## TASK OBJECTIVE
Look through the lines below and extract each one that contains "this".
----------------------------------------
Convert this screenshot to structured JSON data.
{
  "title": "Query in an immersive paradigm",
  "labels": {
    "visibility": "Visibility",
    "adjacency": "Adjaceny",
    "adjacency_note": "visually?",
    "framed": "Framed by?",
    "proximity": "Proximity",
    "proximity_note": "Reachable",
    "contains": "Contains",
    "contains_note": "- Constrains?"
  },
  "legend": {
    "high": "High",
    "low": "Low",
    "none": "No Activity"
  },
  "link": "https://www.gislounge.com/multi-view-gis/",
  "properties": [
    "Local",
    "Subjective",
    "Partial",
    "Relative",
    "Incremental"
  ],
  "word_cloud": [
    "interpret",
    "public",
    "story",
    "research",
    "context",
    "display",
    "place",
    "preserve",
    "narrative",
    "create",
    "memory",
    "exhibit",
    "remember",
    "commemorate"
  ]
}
----------------------------------------
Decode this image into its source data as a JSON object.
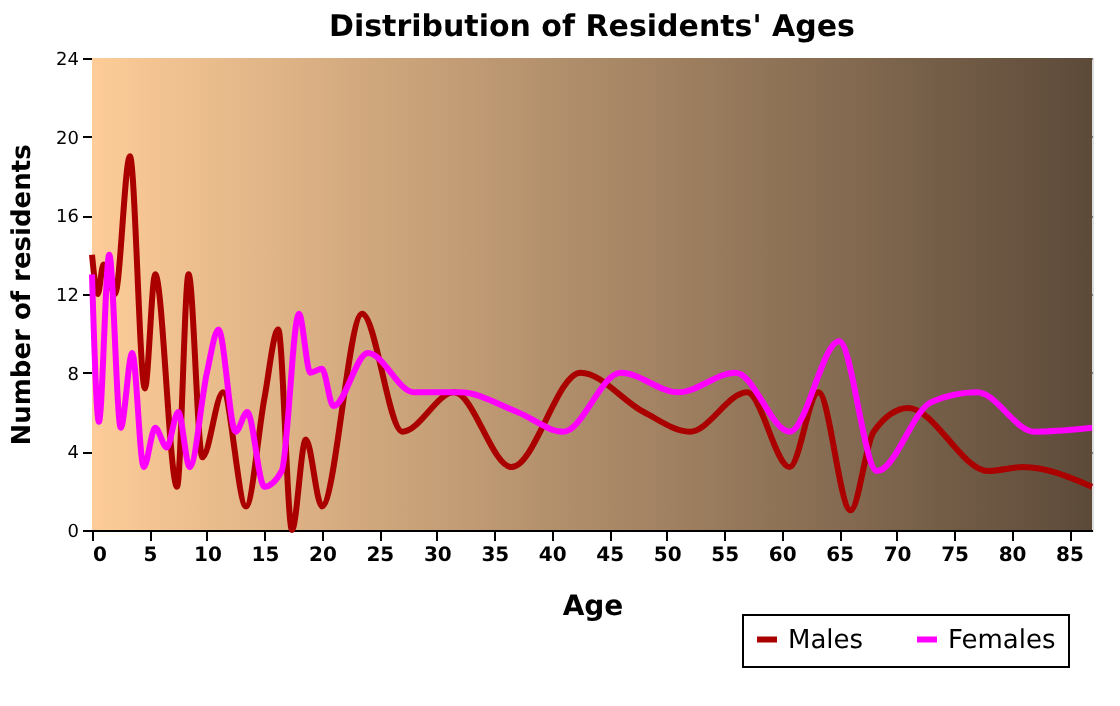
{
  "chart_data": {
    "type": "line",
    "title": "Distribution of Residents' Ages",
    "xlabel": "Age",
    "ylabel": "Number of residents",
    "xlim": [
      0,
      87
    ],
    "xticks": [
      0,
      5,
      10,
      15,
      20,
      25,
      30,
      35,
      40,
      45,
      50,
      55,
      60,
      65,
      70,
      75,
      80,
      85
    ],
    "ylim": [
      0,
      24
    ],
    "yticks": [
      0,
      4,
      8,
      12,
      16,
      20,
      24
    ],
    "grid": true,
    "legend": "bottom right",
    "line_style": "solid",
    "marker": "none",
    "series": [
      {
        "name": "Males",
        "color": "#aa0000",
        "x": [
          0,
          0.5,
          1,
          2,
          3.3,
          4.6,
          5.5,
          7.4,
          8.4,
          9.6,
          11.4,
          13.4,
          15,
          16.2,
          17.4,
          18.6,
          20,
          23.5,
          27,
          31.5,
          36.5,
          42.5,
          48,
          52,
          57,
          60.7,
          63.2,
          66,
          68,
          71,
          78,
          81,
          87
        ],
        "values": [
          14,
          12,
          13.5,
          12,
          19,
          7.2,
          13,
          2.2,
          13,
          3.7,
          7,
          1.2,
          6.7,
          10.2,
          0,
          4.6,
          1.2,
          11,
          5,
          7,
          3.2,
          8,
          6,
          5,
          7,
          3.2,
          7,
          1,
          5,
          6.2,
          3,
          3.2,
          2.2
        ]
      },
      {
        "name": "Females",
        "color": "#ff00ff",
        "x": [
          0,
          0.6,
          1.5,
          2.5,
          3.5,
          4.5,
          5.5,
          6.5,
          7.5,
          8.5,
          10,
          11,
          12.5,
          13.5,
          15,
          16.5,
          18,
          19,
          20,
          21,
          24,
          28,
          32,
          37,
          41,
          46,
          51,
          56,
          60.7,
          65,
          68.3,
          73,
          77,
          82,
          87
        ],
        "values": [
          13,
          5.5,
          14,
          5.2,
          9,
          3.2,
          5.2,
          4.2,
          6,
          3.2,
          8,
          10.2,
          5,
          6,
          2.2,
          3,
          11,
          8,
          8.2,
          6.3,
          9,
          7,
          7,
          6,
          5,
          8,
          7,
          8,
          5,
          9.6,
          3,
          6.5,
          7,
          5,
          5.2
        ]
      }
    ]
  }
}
----------------------------------------
## EXERCISE RESPONSE
Convert this screenshot to structured JSON data.
Decode this image into its source data as a JSON object.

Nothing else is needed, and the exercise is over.